:: Goal ::
Collect all lines below with the string "would".

______________________________

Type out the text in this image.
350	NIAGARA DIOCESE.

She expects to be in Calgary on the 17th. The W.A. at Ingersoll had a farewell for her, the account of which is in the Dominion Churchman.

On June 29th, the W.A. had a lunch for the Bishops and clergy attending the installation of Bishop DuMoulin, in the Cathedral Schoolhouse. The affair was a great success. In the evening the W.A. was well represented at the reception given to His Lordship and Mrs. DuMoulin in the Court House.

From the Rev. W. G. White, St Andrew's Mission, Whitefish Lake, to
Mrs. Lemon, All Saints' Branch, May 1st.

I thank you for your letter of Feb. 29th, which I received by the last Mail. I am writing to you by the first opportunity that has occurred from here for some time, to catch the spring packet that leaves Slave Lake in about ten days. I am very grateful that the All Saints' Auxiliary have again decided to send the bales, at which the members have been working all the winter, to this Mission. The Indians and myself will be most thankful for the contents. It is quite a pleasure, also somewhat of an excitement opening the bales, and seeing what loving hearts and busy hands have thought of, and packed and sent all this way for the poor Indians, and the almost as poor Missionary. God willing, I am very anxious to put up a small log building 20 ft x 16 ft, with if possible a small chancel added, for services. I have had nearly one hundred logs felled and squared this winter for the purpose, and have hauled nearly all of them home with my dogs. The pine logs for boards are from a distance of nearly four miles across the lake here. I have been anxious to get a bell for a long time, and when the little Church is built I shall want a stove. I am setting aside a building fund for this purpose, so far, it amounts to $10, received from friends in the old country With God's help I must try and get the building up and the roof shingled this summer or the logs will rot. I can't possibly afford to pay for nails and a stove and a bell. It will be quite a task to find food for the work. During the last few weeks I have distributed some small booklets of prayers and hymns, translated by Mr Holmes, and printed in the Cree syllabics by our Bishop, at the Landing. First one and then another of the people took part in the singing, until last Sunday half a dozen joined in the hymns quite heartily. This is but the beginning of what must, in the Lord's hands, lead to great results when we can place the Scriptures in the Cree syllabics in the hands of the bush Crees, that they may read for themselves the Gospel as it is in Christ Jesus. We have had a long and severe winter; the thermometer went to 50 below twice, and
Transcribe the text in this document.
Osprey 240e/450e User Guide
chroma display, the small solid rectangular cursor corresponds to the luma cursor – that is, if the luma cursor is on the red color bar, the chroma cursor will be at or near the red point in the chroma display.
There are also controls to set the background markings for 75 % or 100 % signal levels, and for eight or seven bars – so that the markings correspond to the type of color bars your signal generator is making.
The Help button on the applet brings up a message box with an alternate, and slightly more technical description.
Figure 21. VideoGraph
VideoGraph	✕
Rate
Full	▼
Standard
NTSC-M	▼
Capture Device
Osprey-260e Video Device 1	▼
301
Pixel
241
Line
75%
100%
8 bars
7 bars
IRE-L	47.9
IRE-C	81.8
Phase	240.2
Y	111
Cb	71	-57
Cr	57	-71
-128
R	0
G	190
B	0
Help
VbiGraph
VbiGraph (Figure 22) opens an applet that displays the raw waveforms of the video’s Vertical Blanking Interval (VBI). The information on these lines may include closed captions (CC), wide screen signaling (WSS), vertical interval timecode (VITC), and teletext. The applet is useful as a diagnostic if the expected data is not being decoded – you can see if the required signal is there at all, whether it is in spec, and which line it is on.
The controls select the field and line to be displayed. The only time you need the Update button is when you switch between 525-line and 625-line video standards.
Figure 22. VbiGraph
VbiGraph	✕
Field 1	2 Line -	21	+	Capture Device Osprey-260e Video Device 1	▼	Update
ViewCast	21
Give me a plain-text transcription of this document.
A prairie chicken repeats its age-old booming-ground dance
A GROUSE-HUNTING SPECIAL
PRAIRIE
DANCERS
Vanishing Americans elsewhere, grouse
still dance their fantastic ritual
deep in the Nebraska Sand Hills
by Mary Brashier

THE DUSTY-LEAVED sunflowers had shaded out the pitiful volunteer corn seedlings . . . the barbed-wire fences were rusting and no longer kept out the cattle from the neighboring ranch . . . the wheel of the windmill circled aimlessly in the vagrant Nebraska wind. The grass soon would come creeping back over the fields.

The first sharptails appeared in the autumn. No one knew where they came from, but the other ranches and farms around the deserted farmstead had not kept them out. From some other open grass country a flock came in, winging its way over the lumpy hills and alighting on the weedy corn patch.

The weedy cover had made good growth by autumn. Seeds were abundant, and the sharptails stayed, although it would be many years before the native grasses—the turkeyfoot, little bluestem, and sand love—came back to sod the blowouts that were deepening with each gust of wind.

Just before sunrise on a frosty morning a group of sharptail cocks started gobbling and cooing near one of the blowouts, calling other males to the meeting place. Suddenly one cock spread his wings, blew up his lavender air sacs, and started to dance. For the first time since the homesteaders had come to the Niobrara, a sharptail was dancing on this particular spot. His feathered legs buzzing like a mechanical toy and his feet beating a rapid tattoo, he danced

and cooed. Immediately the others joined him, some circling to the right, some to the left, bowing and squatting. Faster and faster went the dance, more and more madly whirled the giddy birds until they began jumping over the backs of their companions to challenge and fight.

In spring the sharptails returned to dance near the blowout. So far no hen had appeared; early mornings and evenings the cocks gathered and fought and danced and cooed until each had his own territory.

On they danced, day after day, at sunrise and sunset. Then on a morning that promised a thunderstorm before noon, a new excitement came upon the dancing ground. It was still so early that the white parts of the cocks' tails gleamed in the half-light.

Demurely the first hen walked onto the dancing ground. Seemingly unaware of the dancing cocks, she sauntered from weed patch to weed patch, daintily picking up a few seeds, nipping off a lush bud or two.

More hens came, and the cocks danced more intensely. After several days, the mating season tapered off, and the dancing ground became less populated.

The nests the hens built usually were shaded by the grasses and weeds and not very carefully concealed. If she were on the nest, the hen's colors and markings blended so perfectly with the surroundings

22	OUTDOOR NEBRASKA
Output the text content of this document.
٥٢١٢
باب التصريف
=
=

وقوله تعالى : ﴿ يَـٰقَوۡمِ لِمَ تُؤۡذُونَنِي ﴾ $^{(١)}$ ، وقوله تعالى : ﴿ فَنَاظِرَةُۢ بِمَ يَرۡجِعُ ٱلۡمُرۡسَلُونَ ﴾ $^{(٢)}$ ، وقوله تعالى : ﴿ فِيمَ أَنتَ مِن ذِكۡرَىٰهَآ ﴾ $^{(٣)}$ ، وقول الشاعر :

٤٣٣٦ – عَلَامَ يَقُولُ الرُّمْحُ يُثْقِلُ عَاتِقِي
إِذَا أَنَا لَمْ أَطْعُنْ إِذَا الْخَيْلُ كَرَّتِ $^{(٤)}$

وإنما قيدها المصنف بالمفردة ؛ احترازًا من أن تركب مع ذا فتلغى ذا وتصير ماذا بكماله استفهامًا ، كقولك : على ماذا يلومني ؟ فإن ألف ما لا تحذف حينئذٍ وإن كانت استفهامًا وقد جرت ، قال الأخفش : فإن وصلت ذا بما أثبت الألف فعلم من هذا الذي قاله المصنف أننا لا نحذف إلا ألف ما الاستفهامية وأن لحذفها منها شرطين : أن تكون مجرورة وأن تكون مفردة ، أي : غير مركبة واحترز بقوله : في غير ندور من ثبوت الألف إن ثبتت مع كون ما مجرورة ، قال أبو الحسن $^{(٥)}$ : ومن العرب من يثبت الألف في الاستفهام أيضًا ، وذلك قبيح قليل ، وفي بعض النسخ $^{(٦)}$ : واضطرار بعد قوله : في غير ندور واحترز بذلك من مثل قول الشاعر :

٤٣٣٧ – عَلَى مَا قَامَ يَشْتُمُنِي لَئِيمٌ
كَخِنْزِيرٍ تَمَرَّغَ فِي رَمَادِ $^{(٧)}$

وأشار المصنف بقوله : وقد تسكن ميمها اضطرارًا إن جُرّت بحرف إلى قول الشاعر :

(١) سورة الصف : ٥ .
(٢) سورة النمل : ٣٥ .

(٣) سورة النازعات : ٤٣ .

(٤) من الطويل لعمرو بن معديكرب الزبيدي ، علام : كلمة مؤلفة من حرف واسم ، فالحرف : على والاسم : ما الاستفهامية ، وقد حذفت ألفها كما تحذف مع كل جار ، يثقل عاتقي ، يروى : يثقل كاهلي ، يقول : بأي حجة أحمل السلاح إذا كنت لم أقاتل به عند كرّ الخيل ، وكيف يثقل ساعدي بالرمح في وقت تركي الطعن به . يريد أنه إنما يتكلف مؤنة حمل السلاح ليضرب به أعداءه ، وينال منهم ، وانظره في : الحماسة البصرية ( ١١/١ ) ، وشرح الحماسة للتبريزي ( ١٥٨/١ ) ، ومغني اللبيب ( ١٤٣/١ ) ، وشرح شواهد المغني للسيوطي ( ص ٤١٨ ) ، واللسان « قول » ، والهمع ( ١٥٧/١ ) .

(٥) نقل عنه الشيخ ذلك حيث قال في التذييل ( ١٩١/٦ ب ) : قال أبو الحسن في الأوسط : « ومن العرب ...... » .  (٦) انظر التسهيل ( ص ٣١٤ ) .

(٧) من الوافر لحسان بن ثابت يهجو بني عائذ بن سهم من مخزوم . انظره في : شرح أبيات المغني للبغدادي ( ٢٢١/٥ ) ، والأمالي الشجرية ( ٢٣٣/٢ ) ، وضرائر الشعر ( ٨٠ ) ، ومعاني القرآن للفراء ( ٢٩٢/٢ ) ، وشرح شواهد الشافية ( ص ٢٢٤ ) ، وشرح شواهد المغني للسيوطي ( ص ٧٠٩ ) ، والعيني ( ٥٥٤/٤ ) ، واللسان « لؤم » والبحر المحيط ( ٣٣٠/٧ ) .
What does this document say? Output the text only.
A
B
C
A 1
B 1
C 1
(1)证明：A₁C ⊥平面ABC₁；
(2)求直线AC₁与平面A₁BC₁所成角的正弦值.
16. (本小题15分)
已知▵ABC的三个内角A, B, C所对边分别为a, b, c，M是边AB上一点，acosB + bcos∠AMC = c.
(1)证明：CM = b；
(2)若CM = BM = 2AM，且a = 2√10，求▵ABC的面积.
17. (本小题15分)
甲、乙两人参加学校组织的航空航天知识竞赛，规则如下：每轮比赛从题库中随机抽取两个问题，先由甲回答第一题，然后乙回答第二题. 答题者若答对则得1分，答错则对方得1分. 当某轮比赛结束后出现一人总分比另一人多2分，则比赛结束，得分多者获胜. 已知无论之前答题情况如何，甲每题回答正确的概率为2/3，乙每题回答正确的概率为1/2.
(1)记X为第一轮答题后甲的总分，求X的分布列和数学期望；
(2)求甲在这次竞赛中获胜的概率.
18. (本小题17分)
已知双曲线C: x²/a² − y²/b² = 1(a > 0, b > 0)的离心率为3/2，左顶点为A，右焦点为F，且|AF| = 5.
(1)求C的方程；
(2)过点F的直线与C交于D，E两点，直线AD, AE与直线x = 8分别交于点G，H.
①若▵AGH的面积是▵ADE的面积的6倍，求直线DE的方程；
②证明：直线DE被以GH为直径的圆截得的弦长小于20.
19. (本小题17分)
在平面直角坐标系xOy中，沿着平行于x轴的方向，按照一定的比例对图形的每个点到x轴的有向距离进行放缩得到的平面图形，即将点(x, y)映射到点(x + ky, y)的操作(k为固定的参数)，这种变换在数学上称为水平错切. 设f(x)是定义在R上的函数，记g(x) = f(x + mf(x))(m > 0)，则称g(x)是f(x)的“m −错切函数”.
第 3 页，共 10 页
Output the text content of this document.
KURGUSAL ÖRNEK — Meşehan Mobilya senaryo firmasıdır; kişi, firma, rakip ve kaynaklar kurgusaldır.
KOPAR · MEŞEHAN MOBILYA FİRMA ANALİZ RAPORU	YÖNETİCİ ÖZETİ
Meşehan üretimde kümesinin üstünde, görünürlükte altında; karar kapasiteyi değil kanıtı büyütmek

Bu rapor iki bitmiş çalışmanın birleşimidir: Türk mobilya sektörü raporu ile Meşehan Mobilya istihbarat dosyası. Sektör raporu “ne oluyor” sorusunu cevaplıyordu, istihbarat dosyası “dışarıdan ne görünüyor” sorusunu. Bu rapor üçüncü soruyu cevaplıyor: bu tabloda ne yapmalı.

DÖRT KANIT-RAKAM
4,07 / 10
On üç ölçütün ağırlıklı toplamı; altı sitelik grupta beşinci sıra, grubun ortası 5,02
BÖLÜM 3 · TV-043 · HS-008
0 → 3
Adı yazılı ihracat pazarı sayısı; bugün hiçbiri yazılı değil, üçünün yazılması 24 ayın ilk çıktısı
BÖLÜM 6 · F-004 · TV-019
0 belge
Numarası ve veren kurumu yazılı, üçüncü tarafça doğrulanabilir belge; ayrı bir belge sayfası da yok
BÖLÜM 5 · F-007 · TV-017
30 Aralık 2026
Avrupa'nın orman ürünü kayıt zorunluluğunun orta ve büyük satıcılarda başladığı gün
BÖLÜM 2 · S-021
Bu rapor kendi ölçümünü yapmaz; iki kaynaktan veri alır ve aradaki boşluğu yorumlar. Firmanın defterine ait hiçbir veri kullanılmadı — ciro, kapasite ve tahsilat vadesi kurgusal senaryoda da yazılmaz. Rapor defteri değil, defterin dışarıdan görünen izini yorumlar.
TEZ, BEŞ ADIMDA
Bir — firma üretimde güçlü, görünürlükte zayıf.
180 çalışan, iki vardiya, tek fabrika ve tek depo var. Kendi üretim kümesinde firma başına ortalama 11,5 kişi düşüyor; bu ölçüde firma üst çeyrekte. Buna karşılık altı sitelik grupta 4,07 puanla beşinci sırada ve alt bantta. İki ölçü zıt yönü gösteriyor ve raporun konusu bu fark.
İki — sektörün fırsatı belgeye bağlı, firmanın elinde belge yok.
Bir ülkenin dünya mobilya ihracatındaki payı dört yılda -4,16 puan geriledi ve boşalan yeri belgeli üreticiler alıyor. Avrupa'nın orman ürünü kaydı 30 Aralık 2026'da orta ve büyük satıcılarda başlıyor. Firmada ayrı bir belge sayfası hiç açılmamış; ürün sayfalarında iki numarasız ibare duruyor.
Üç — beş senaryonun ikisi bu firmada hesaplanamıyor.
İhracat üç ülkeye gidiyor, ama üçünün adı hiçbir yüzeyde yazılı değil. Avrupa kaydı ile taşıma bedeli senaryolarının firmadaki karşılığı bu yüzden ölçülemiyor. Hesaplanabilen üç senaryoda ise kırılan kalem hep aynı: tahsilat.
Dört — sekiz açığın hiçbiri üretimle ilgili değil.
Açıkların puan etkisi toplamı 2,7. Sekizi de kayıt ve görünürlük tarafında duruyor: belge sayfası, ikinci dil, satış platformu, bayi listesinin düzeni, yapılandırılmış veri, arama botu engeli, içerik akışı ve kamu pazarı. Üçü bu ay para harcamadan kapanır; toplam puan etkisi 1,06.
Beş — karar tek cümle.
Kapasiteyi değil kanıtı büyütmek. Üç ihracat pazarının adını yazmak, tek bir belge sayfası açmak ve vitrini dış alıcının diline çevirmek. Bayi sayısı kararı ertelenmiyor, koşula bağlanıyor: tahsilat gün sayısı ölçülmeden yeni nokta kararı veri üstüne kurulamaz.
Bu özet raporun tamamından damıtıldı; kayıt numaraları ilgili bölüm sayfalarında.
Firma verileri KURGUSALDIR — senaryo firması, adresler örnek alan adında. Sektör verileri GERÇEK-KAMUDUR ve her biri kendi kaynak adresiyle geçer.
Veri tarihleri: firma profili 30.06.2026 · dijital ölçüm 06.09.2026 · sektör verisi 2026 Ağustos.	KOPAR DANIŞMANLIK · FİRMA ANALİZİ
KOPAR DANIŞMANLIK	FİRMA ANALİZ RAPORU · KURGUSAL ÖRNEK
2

______________________________

:: Expected answer ::
THE DUSTY-LEAVED sunflowers had shaded out the pitiful volunteer corn seedlings . . . the barbed-wire fences were rusting and no longer kept out the cattle from the neighboring ranch . . . the wheel of the windmill circled aimlessly in the vagrant Nebraska wind. The grass soon would come creeping back over the fields.
The weedy cover had made good growth by autumn. Seeds were abundant, and the sharptails stayed, although it would be many years before the native grasses—the turkeyfoot, little bluestem, and sand love—came back to sod the blowouts that were deepening with each gust of wind.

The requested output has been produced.